**Goal of the exercise**
Copy out every one of the lines below, word for word and in the same order.

+-------+

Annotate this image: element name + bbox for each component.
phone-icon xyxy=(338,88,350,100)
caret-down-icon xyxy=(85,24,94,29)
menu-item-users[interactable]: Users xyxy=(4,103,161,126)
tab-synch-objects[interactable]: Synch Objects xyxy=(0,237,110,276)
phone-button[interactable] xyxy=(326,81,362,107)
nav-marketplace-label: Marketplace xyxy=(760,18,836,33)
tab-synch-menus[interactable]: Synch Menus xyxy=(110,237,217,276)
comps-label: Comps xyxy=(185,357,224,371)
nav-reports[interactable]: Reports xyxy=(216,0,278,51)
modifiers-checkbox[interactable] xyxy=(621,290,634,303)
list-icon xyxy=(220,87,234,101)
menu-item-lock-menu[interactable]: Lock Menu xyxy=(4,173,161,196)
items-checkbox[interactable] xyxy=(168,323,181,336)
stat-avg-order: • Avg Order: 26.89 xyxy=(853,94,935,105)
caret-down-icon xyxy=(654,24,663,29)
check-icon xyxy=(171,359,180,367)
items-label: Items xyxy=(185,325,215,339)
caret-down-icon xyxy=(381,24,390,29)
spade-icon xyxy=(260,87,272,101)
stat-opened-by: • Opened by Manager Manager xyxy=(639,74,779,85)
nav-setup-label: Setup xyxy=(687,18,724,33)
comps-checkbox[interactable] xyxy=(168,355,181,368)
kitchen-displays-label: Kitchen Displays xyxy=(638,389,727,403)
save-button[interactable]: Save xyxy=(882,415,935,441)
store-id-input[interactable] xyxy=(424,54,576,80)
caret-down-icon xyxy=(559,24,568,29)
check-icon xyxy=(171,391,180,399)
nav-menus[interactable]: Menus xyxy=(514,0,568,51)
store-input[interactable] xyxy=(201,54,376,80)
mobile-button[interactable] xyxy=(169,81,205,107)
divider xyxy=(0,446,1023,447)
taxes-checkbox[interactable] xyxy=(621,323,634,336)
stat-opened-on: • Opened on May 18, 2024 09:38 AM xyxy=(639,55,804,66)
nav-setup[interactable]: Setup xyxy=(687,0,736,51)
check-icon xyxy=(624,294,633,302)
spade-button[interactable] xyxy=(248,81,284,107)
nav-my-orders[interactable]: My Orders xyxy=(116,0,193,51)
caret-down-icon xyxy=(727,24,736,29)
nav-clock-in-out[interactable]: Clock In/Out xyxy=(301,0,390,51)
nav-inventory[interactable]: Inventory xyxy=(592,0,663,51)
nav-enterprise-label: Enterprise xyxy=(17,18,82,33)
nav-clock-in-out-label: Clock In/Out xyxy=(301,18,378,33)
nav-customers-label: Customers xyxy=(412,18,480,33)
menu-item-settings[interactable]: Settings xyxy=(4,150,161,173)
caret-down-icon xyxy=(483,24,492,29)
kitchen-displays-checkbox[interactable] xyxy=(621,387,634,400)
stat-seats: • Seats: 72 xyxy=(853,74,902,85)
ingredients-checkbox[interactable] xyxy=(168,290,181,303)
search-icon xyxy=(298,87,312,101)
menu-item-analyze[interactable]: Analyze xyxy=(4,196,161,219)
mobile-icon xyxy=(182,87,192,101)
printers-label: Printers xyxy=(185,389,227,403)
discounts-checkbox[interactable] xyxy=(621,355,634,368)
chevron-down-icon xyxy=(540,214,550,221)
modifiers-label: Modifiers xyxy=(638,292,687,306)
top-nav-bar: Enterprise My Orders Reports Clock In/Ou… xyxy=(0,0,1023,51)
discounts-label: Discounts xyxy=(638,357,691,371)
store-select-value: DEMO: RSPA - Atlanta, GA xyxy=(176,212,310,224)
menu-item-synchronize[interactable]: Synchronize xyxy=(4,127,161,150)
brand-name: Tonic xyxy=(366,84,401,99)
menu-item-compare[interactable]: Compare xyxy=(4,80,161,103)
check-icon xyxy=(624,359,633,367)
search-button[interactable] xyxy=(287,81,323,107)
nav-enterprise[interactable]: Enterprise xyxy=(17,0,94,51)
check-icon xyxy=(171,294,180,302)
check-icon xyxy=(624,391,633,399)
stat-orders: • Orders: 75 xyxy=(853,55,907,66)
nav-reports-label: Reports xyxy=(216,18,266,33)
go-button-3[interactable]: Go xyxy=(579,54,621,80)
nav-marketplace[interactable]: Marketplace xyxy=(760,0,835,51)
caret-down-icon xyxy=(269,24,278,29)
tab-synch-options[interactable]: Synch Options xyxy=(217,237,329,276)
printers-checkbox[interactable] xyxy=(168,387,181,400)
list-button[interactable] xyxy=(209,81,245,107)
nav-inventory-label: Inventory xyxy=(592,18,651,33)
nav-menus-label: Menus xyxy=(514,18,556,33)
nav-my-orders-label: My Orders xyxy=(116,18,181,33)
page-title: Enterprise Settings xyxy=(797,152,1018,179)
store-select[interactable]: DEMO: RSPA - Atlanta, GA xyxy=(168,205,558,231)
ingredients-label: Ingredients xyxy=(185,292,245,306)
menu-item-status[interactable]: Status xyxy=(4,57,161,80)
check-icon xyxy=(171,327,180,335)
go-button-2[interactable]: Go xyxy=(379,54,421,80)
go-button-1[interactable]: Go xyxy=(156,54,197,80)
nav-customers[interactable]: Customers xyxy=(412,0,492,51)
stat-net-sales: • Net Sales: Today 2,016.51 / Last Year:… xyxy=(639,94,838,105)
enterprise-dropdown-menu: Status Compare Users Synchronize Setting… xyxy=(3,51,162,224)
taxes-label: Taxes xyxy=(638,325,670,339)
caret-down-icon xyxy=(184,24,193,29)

+-------+

**Exercise solution**
Annotate this image: element name + bbox for each component.
phone-icon xyxy=(338,88,350,100)
caret-down-icon xyxy=(85,24,94,29)
menu-item-users[interactable]: Users xyxy=(4,103,161,126)
tab-synch-objects[interactable]: Synch Objects xyxy=(0,237,110,276)
phone-button[interactable] xyxy=(326,81,362,107)
nav-marketplace-label: Marketplace xyxy=(760,18,836,33)
tab-synch-menus[interactable]: Synch Menus xyxy=(110,237,217,276)
comps-label: Comps xyxy=(185,357,224,371)
nav-reports[interactable]: Reports xyxy=(216,0,278,51)
modifiers-checkbox[interactable] xyxy=(621,290,634,303)
list-icon xyxy=(220,87,234,101)
menu-item-lock-menu[interactable]: Lock Menu xyxy=(4,173,161,196)
items-checkbox[interactable] xyxy=(168,323,181,336)
stat-avg-order: • Avg Order: 26.89 xyxy=(853,94,935,105)
caret-down-icon xyxy=(654,24,663,29)
check-icon xyxy=(171,359,180,367)
items-label: Items xyxy=(185,325,215,339)
caret-down-icon xyxy=(381,24,390,29)
spade-icon xyxy=(260,87,272,101)
stat-opened-by: • Opened by Manager Manager xyxy=(639,74,779,85)
nav-setup-label: Setup xyxy=(687,18,724,33)
comps-checkbox[interactable] xyxy=(168,355,181,368)
kitchen-displays-label: Kitchen Displays xyxy=(638,389,727,403)
save-button[interactable]: Save xyxy=(882,415,935,441)
store-id-input[interactable] xyxy=(424,54,576,80)
caret-down-icon xyxy=(559,24,568,29)
check-icon xyxy=(171,391,180,399)
nav-menus[interactable]: Menus xyxy=(514,0,568,51)
store-input[interactable] xyxy=(201,54,376,80)
mobile-button[interactable] xyxy=(169,81,205,107)
divider xyxy=(0,446,1023,447)
taxes-checkbox[interactable] xyxy=(621,323,634,336)
stat-opened-on: • Opened on May 18, 2024 09:38 AM xyxy=(639,55,804,66)
nav-setup[interactable]: Setup xyxy=(687,0,736,51)
check-icon xyxy=(624,294,633,302)
spade-button[interactable] xyxy=(248,81,284,107)
nav-my-orders[interactable]: My Orders xyxy=(116,0,193,51)
caret-down-icon xyxy=(727,24,736,29)
nav-clock-in-out[interactable]: Clock In/Out xyxy=(301,0,390,51)
nav-inventory[interactable]: Inventory xyxy=(592,0,663,51)
nav-enterprise-label: Enterprise xyxy=(17,18,82,33)
nav-clock-in-out-label: Clock In/Out xyxy=(301,18,378,33)
nav-customers-label: Customers xyxy=(412,18,480,33)
menu-item-settings[interactable]: Settings xyxy=(4,150,161,173)
caret-down-icon xyxy=(483,24,492,29)
kitchen-displays-checkbox[interactable] xyxy=(621,387,634,400)
stat-seats: • Seats: 72 xyxy=(853,74,902,85)
ingredients-checkbox[interactable] xyxy=(168,290,181,303)
search-icon xyxy=(298,87,312,101)
menu-item-analyze[interactable]: Analyze xyxy=(4,196,161,219)
mobile-icon xyxy=(182,87,192,101)
printers-label: Printers xyxy=(185,389,227,403)
discounts-checkbox[interactable] xyxy=(621,355,634,368)
chevron-down-icon xyxy=(540,214,550,221)
modifiers-label: Modifiers xyxy=(638,292,687,306)
top-nav-bar: Enterprise My Orders Reports Clock In/Ou… xyxy=(0,0,1023,51)
discounts-label: Discounts xyxy=(638,357,691,371)
store-select-value: DEMO: RSPA - Atlanta, GA xyxy=(176,212,310,224)
menu-item-synchronize[interactable]: Synchronize xyxy=(4,127,161,150)
brand-name: Tonic xyxy=(366,84,401,99)
menu-item-compare[interactable]: Compare xyxy=(4,80,161,103)
check-icon xyxy=(624,359,633,367)
search-button[interactable] xyxy=(287,81,323,107)
nav-enterprise[interactable]: Enterprise xyxy=(17,0,94,51)
check-icon xyxy=(171,294,180,302)
check-icon xyxy=(624,391,633,399)
stat-orders: • Orders: 75 xyxy=(853,55,907,66)
nav-reports-label: Reports xyxy=(216,18,266,33)
go-button-3[interactable]: Go xyxy=(579,54,621,80)
nav-marketplace[interactable]: Marketplace xyxy=(760,0,835,51)
caret-down-icon xyxy=(269,24,278,29)
tab-synch-options[interactable]: Synch Options xyxy=(217,237,329,276)
printers-checkbox[interactable] xyxy=(168,387,181,400)
list-button[interactable] xyxy=(209,81,245,107)
nav-inventory-label: Inventory xyxy=(592,18,651,33)
nav-menus-label: Menus xyxy=(514,18,556,33)
nav-my-orders-label: My Orders xyxy=(116,18,181,33)
page-title: Enterprise Settings xyxy=(797,152,1018,179)
store-select[interactable]: DEMO: RSPA - Atlanta, GA xyxy=(168,205,558,231)
ingredients-label: Ingredients xyxy=(185,292,245,306)
menu-item-status[interactable]: Status xyxy=(4,57,161,80)
check-icon xyxy=(171,327,180,335)
go-button-2[interactable]: Go xyxy=(379,54,421,80)
go-button-1[interactable]: Go xyxy=(156,54,197,80)
nav-customers[interactable]: Customers xyxy=(412,0,492,51)
stat-net-sales: • Net Sales: Today 2,016.51 / Last Year:… xyxy=(639,94,838,105)
enterprise-dropdown-menu: Status Compare Users Synchronize Setting… xyxy=(3,51,162,224)
taxes-label: Taxes xyxy=(638,325,670,339)
caret-down-icon xyxy=(184,24,193,29)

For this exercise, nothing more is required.